A block of data:

------------------------------------

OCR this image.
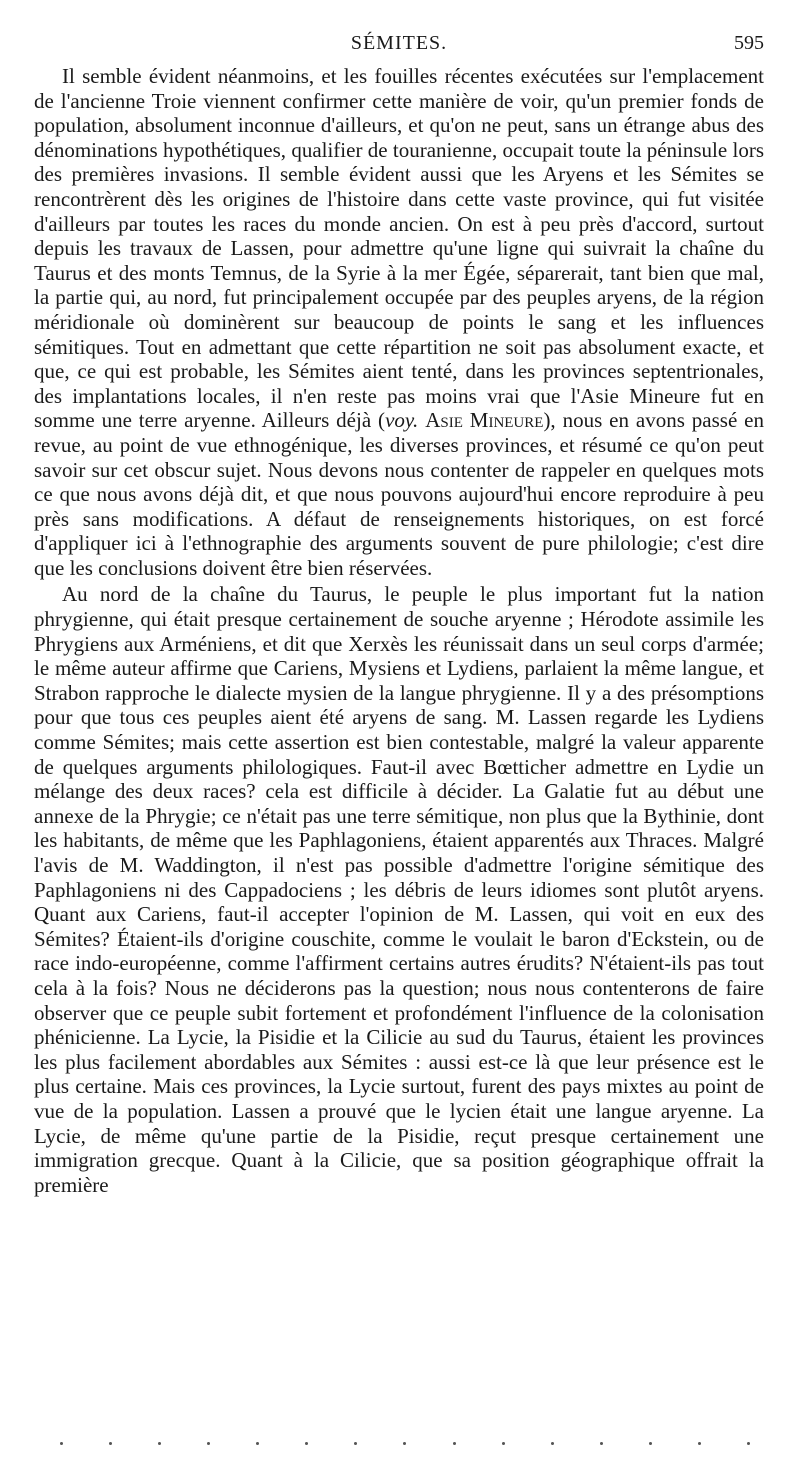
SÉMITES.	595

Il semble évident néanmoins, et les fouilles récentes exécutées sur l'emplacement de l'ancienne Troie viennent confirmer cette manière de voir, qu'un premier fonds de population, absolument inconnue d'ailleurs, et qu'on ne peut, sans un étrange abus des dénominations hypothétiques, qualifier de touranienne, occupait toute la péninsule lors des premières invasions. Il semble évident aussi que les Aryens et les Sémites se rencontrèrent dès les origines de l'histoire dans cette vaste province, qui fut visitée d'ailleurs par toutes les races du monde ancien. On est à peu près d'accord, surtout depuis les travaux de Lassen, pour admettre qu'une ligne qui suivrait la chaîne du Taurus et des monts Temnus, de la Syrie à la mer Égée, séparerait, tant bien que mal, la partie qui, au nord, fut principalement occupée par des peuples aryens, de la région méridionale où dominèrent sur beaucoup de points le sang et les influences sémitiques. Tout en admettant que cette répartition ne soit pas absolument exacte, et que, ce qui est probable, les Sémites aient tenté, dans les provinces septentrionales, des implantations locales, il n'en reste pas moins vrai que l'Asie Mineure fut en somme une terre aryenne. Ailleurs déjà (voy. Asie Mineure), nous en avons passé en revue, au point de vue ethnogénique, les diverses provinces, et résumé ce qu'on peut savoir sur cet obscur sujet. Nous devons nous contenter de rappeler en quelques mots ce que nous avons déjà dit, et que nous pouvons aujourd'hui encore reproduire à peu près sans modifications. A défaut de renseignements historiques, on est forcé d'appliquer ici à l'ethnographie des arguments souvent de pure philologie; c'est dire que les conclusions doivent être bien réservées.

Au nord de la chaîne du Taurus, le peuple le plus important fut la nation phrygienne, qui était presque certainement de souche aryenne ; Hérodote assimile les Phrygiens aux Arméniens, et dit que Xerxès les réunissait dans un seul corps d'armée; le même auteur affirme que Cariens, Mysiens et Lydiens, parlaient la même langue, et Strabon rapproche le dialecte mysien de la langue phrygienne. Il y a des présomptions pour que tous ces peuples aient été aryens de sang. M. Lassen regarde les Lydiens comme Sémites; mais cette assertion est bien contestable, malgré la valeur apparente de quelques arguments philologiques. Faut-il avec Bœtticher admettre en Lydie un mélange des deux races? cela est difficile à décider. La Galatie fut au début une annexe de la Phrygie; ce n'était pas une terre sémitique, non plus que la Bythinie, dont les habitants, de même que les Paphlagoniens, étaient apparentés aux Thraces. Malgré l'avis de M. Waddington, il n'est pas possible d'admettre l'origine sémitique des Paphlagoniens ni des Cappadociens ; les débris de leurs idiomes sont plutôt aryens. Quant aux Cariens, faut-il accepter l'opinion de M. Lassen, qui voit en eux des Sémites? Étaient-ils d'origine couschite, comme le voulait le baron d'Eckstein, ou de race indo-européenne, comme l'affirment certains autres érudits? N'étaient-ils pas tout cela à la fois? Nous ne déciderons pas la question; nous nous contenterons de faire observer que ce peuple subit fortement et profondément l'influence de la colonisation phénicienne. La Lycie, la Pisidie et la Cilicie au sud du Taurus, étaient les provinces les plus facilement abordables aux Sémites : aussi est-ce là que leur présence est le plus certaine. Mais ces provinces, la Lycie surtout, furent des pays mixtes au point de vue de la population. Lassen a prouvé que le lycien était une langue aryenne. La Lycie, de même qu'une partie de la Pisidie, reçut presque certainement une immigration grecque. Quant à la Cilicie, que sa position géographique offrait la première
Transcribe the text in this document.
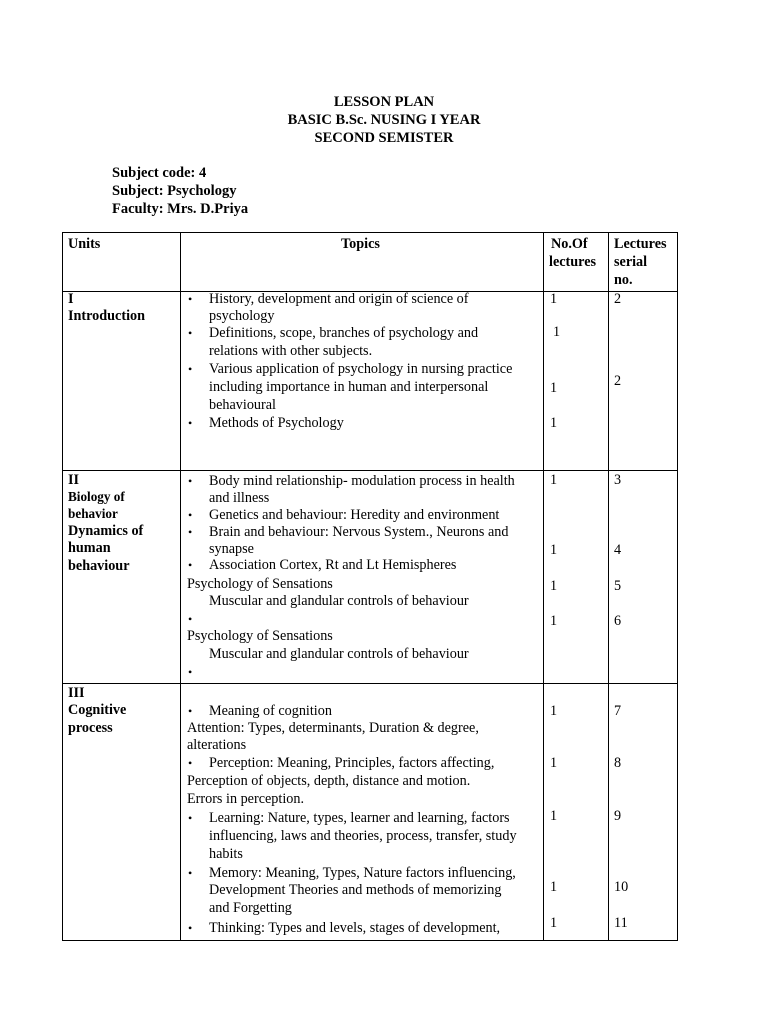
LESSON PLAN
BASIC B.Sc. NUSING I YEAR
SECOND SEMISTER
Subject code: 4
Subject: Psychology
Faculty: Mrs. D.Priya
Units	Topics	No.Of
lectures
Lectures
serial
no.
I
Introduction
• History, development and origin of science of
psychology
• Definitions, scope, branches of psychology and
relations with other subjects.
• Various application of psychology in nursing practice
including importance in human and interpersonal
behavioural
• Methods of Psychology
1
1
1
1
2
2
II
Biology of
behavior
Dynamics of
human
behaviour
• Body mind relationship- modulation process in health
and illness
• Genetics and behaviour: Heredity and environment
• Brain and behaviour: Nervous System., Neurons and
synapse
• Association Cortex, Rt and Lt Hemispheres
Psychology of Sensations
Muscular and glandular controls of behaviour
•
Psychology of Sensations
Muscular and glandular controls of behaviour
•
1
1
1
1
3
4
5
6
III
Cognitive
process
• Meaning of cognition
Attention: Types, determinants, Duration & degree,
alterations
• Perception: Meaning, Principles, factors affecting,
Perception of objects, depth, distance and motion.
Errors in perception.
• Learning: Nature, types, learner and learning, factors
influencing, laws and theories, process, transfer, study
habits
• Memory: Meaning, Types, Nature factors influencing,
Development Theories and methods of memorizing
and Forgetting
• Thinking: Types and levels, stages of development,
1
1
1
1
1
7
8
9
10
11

------------------------------------

Gather from the records above every line containing the string "this".

OCR this image.
Transcribe the text in this document.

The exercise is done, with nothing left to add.